━━━ GIVEN DATA ━━━
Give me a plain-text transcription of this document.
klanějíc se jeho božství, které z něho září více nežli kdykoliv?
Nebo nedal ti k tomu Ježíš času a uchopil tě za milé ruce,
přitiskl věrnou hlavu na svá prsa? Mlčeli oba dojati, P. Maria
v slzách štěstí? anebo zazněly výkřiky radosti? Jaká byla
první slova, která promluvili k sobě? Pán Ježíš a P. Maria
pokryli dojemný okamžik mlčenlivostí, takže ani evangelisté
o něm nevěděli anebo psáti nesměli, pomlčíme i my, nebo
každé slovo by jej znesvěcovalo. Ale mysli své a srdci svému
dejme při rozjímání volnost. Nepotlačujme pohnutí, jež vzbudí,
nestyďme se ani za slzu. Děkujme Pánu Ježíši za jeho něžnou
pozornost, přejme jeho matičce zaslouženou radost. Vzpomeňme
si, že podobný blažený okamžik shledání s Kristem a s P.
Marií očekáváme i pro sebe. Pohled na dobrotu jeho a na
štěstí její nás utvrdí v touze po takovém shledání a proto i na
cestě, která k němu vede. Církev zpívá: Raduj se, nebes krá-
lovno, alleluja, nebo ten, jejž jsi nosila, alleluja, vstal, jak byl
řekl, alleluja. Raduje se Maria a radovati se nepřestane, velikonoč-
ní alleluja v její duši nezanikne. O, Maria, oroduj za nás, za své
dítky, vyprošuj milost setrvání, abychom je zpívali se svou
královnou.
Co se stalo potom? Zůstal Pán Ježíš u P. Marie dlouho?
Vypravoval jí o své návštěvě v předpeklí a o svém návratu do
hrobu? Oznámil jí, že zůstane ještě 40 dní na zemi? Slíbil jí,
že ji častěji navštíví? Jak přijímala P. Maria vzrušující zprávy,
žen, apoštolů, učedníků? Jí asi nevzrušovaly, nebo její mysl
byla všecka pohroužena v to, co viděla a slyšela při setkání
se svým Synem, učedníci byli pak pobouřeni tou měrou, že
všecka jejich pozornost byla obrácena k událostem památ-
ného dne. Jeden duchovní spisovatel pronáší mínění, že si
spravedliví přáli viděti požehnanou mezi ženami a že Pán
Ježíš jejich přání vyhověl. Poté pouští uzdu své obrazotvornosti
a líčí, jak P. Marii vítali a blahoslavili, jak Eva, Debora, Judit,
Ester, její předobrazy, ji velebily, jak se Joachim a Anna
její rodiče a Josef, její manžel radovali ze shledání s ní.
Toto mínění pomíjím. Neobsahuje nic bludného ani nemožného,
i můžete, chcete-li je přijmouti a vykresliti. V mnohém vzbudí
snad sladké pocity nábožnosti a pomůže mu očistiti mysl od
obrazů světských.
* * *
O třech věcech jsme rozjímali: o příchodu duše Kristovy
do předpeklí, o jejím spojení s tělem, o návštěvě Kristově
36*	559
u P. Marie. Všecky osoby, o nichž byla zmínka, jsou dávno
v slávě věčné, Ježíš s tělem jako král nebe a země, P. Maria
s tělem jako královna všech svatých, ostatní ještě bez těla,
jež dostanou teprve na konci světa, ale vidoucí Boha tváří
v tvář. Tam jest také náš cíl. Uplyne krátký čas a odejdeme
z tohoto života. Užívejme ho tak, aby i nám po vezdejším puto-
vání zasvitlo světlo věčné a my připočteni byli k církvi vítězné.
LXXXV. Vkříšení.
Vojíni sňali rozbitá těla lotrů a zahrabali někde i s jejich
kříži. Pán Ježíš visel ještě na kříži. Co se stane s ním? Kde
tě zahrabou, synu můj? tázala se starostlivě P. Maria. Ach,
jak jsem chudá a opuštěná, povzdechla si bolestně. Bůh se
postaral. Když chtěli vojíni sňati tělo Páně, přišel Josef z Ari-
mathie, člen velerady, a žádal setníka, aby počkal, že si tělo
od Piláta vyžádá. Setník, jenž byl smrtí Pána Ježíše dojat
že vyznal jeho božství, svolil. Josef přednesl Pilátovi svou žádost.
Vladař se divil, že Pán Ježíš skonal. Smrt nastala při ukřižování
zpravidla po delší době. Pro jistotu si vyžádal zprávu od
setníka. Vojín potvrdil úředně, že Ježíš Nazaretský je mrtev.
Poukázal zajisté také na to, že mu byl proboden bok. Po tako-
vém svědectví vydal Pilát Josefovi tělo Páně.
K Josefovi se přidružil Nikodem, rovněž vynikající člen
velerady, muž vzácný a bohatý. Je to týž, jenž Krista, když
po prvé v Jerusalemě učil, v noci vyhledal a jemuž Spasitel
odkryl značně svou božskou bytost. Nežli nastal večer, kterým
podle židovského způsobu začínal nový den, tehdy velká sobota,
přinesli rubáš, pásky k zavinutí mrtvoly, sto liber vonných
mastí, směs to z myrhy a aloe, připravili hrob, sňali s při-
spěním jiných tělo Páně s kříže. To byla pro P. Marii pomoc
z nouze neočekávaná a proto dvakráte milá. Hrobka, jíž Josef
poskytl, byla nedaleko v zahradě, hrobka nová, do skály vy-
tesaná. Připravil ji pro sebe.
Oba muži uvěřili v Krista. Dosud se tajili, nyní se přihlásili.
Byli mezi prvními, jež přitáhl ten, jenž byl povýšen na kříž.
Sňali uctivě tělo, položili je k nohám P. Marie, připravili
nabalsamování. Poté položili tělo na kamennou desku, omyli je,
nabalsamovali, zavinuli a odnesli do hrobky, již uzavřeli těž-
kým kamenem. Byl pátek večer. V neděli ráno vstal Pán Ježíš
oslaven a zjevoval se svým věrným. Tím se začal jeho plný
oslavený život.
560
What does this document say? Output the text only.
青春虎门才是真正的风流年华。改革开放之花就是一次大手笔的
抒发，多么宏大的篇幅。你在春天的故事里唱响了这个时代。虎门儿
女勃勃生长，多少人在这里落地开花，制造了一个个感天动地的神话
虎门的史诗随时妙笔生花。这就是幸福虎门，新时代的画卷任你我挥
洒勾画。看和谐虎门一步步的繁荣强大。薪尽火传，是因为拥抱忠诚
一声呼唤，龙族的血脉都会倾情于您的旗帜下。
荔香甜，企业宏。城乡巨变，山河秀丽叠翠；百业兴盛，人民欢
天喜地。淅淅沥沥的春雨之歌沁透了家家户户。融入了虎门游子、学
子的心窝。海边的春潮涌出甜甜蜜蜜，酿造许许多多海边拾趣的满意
━━━
Check every line for "this" and show the ones that have it.

■ **ANSWER IN FULL**:
Give me a plain-text transcription of this document.
What does this document say? Output the text only.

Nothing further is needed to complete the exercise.